TEXTO FUENTE
=====
Cultura

La Voz, México

Ahora que estamos en tiempos en los que casi cualquier cosa que se pida, siempre y cuando se halle en medio de la corrección política, será por lo menos considerada, bien haríamos en pretender que cualquier formación académica que se jacte de excelencia considere en su estructura bases sólidas de instrucción musical o al menos de canto.

Primero, porque está más que demostrado que sin música la vida sería un aburrimiento y, segundo, porque los alcances recreativos y formadores de la suma de sonidos y silencios en el tiempo no sólo prodiga una mejor sociedad, sino podría deparar menos especímenes impresentables.

Se atribuye a Agustín Lara la idea de no haber sido un buen cantante, pero sí alguien entonado. El Flaco de Oro pudo haber tenido muchos vicios, pero nunca imprecisiones, como bien lo retrata Alejandro Aura en la novela La hora íntima de Agustín Lara, ventilando los detalles de la vida de un tipo que tenía la sensibilidad a flor de piel.

Siguiendo la enseñanza de Agustín, sería fantástico un país en el que hubiera muchos entonados, con ello aseguraríamos que los deslices en el escenario, de seguir ocurriendo, por lo menos pasarían de manera menos lamentable y un poco más elegante.

Dado que el karaoke se ha vuelto casi una religión festiva, las asignaturas ligadas al gorgoreo deberían volverse obligatorias, buscando enseñar al respetable las herramientas que le permitan una interpretación decorosa y grata a los oídos de los demás.
=====
ENTRADAS MOSTRADAS
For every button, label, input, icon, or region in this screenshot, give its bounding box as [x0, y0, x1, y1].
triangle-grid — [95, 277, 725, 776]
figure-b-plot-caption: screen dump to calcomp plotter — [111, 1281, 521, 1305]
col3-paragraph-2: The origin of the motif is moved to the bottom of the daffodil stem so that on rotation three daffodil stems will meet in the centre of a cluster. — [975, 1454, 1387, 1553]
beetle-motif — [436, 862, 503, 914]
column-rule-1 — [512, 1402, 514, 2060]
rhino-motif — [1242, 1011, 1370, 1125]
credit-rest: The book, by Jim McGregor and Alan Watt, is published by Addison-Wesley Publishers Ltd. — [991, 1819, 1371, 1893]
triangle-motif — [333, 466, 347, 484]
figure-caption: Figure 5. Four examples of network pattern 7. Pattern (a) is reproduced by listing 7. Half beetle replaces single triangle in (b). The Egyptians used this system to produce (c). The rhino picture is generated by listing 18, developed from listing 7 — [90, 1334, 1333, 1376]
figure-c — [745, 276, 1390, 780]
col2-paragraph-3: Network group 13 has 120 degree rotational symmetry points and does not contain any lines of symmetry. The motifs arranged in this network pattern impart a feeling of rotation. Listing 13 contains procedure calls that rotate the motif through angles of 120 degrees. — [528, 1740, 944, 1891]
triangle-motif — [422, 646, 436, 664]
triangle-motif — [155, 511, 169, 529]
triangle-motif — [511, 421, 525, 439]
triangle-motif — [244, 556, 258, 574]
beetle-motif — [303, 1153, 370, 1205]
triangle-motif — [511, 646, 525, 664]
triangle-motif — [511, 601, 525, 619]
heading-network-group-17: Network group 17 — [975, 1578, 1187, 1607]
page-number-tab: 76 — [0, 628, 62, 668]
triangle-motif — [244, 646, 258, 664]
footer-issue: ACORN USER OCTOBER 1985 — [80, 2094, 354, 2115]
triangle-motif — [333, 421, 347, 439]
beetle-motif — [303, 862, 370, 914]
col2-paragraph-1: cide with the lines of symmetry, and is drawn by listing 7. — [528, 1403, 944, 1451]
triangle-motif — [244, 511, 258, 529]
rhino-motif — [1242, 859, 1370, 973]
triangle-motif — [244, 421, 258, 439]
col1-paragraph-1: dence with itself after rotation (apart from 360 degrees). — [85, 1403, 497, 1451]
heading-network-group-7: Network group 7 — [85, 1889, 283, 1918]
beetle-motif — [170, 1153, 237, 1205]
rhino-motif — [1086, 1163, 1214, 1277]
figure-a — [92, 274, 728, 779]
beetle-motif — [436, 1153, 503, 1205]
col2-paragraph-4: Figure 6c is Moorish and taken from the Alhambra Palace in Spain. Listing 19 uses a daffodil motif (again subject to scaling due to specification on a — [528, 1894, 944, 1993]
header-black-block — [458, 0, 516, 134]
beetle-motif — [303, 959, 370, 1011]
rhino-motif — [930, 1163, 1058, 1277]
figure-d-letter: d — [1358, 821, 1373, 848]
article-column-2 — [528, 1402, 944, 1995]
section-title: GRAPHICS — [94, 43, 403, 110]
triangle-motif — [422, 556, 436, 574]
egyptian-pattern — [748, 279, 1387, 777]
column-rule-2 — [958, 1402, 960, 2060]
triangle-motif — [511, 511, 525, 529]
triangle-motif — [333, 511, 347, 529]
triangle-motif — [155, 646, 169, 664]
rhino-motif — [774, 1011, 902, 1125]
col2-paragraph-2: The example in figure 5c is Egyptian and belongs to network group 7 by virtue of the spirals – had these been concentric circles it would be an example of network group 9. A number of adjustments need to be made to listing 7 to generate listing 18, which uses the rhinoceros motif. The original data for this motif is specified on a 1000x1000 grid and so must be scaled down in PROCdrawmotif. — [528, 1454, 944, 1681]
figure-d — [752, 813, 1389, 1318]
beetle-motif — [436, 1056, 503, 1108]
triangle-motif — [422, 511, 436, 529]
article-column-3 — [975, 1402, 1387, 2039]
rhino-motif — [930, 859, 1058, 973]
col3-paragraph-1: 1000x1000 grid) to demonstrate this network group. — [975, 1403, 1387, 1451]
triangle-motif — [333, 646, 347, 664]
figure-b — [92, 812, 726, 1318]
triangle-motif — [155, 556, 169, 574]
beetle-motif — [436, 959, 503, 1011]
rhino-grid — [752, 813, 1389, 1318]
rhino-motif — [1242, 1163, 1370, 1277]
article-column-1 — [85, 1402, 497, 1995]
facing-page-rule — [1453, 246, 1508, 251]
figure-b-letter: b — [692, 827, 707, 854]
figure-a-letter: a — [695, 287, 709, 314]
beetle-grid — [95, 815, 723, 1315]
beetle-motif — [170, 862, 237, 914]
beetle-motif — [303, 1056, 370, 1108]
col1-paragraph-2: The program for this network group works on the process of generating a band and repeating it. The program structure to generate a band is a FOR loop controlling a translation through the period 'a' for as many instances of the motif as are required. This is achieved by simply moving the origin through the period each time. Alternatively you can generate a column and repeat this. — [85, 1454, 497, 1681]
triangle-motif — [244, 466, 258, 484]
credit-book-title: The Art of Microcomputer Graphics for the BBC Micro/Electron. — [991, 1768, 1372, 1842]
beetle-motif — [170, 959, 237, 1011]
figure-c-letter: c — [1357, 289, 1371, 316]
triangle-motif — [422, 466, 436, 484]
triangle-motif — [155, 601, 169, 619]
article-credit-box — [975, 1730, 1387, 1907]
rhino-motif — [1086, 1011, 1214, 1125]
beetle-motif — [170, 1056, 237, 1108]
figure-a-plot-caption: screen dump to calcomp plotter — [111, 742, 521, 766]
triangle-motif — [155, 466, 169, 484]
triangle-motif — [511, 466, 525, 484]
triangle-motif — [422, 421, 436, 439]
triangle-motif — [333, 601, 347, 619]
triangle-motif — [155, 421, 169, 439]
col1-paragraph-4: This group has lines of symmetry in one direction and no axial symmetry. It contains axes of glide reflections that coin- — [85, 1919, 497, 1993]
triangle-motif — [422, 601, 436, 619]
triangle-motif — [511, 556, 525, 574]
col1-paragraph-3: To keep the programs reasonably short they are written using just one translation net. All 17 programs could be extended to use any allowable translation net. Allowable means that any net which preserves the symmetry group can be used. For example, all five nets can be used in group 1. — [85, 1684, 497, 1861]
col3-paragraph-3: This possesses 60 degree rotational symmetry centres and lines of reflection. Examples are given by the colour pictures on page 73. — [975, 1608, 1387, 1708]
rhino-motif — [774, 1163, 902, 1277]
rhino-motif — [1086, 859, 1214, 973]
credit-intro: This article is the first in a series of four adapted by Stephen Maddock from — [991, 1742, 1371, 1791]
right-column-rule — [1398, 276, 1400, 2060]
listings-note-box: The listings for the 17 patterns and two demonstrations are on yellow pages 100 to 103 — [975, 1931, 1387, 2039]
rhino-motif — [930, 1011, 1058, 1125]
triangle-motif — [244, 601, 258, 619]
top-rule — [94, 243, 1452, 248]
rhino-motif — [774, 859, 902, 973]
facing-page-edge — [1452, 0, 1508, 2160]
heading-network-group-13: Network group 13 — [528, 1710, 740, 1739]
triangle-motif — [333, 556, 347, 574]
=====
TAREAS
[1] Indica si cada afirmación concuerda con el artículo sobre la educación musical y justifica cada respuesta con las palabras exactas del artículo: (a) Se atribuye a Agustín Lara la idea de no haber sido un buen cantante, pero sí entonado. (b) La novela La hora íntima de Agustín Lara es obra del propio Agustín Lara. (c) El autor propone que las asignaturas ligadas al canto sean optativas.
[2] ¿Con qué apodo se nombra a Agustín Lara en el artículo sobre la educación musical?

SOLUCIONES
[1]
(a) Sí: "Se atribuye a Agustín Lara la idea de no haber sido un buen cantante, pero sí alguien entonado."
(b) No: "como bien lo retrata Alejandro Aura en la novela La hora íntima de Agustín Lara".
(c) No: "las asignaturas ligadas al gorgoreo deberían volverse obligatorias".

[2] El Flaco de Oro.